Stored data →
-*-*-
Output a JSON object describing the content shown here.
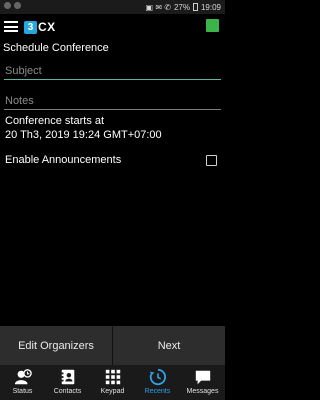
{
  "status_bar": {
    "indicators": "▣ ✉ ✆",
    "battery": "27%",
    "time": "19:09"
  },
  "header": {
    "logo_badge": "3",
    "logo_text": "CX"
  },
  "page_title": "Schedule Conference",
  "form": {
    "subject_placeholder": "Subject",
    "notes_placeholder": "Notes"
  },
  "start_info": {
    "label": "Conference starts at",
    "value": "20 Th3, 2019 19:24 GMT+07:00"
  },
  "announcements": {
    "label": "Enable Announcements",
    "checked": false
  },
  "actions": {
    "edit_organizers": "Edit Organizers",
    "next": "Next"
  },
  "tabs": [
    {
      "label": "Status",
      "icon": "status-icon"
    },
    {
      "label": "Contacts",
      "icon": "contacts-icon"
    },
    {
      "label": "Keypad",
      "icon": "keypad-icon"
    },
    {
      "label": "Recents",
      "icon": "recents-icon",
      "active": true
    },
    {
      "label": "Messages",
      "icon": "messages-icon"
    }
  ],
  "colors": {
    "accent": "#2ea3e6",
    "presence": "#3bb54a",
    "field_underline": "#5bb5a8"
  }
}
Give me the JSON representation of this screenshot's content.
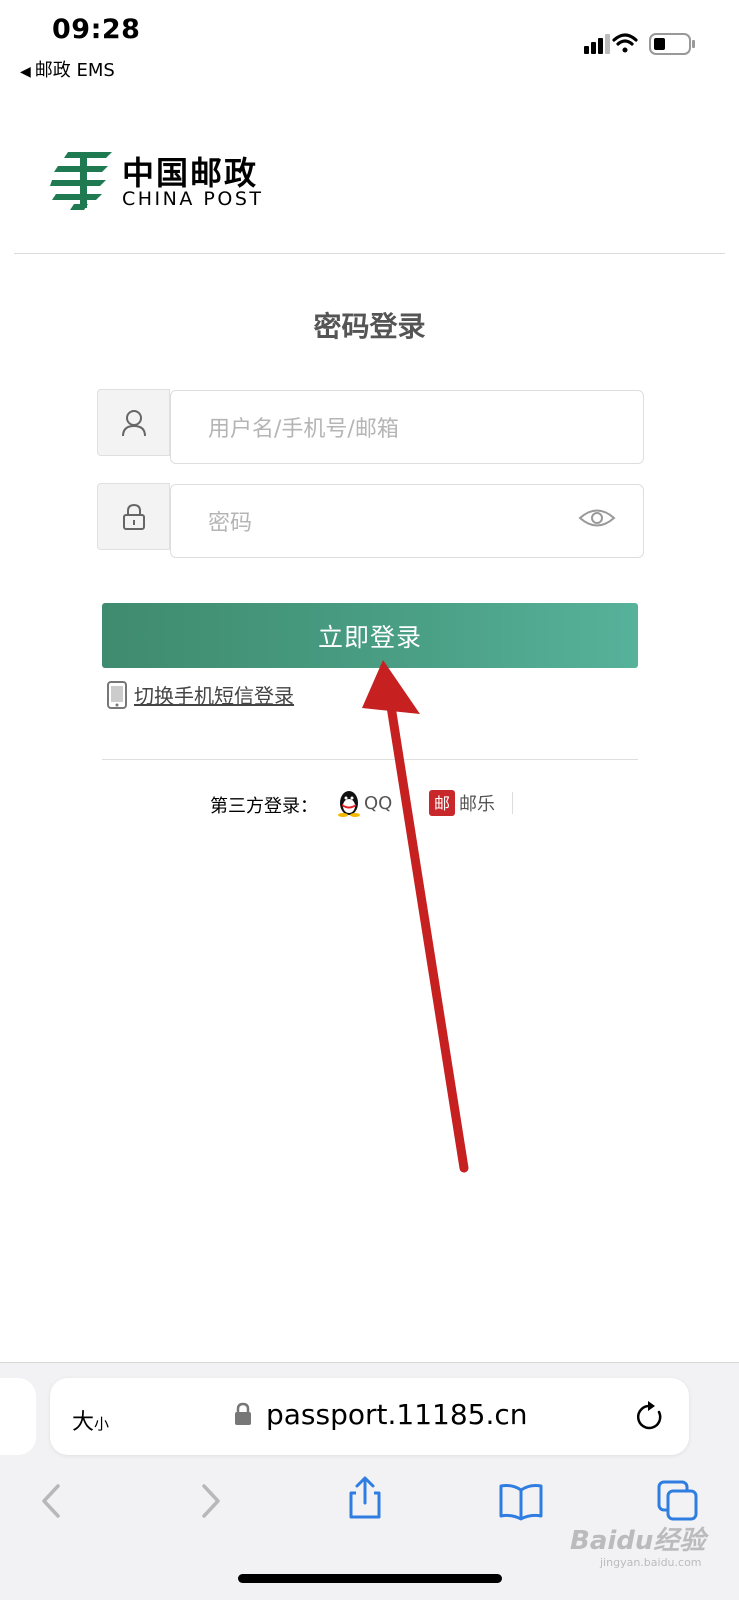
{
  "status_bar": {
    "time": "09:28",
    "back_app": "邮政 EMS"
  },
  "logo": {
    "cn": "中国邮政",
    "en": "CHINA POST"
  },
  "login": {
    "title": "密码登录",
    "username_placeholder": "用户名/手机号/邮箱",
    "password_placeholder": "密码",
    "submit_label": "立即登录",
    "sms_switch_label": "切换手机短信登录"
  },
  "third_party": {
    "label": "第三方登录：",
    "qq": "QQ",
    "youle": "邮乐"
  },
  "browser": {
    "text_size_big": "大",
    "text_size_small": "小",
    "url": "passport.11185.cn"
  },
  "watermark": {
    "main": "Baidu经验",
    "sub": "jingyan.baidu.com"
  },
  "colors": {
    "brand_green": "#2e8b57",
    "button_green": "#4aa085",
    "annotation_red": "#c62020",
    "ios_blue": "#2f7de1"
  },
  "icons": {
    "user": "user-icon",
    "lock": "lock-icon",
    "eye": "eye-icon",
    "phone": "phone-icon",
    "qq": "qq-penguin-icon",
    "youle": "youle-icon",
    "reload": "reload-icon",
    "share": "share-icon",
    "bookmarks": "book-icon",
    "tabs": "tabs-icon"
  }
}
-*-*-
What you have to do → Take the line containing "Give me the" as the first line and the last line of the data above as the final one, and output exactly the lines between them, inclusive, with no pictures.

Full output →
Give me the JSON representation of this screenshot's content.
{
  "status_bar": {
    "time": "09:28",
    "back_app": "邮政 EMS"
  },
  "logo": {
    "cn": "中国邮政",
    "en": "CHINA POST"
  },
  "login": {
    "title": "密码登录",
    "username_placeholder": "用户名/手机号/邮箱",
    "password_placeholder": "密码",
    "submit_label": "立即登录",
    "sms_switch_label": "切换手机短信登录"
  },
  "third_party": {
    "label": "第三方登录：",
    "qq": "QQ",
    "youle": "邮乐"
  },
  "browser": {
    "text_size_big": "大",
    "text_size_small": "小",
    "url": "passport.11185.cn"
  },
  "watermark": {
    "main": "Baidu经验",
    "sub": "jingyan.baidu.com"
  },
  "colors": {
    "brand_green": "#2e8b57",
    "button_green": "#4aa085",
    "annotation_red": "#c62020",
    "ios_blue": "#2f7de1"
  },
  "icons": {
    "user": "user-icon",
    "lock": "lock-icon",
    "eye": "eye-icon",
    "phone": "phone-icon",
    "qq": "qq-penguin-icon",
    "youle": "youle-icon",
    "reload": "reload-icon",
    "share": "share-icon",
    "bookmarks": "book-icon",
    "tabs": "tabs-icon"
  }
}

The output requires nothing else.